Study material Start Marker
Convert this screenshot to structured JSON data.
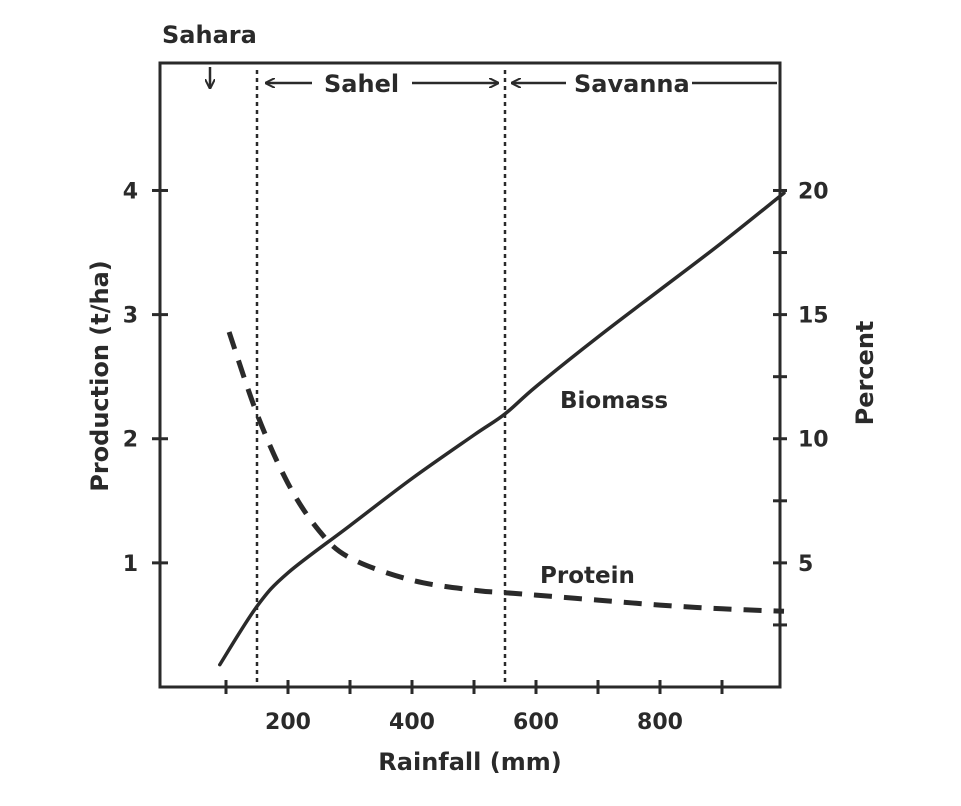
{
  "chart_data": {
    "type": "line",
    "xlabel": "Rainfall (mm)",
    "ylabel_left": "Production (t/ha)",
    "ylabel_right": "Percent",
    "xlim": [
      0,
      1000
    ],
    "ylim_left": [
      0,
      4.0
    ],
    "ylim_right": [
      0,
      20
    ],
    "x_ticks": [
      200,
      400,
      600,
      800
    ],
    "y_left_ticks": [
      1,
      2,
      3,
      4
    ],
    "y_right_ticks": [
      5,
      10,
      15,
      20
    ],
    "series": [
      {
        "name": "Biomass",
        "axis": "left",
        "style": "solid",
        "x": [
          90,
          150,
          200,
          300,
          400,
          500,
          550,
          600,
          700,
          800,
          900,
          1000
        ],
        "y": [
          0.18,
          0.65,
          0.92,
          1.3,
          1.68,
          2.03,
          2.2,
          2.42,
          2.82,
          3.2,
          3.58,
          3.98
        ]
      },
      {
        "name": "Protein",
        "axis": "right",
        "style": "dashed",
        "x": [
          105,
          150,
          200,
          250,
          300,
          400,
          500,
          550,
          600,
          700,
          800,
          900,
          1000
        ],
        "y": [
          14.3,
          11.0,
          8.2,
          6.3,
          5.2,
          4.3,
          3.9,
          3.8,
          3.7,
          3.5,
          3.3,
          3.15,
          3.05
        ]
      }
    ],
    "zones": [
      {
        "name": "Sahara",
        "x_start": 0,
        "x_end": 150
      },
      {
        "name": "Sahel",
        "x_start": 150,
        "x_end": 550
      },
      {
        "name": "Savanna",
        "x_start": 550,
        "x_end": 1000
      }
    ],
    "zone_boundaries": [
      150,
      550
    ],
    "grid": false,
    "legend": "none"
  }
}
Study material End Marker
#### Activity:
Your job is to reproduce the material exactly. Keep pictures out of it.

#### Task answer:
Convert this screenshot to structured JSON data.
{
  "chart_data": {
    "type": "line",
    "xlabel": "Rainfall (mm)",
    "ylabel_left": "Production (t/ha)",
    "ylabel_right": "Percent",
    "xlim": [
      0,
      1000
    ],
    "ylim_left": [
      0,
      4.0
    ],
    "ylim_right": [
      0,
      20
    ],
    "x_ticks": [
      200,
      400,
      600,
      800
    ],
    "y_left_ticks": [
      1,
      2,
      3,
      4
    ],
    "y_right_ticks": [
      5,
      10,
      15,
      20
    ],
    "series": [
      {
        "name": "Biomass",
        "axis": "left",
        "style": "solid",
        "x": [
          90,
          150,
          200,
          300,
          400,
          500,
          550,
          600,
          700,
          800,
          900,
          1000
        ],
        "y": [
          0.18,
          0.65,
          0.92,
          1.3,
          1.68,
          2.03,
          2.2,
          2.42,
          2.82,
          3.2,
          3.58,
          3.98
        ]
      },
      {
        "name": "Protein",
        "axis": "right",
        "style": "dashed",
        "x": [
          105,
          150,
          200,
          250,
          300,
          400,
          500,
          550,
          600,
          700,
          800,
          900,
          1000
        ],
        "y": [
          14.3,
          11.0,
          8.2,
          6.3,
          5.2,
          4.3,
          3.9,
          3.8,
          3.7,
          3.5,
          3.3,
          3.15,
          3.05
        ]
      }
    ],
    "zones": [
      {
        "name": "Sahara",
        "x_start": 0,
        "x_end": 150
      },
      {
        "name": "Sahel",
        "x_start": 150,
        "x_end": 550
      },
      {
        "name": "Savanna",
        "x_start": 550,
        "x_end": 1000
      }
    ],
    "zone_boundaries": [
      150,
      550
    ],
    "grid": false,
    "legend": "none"
  }
}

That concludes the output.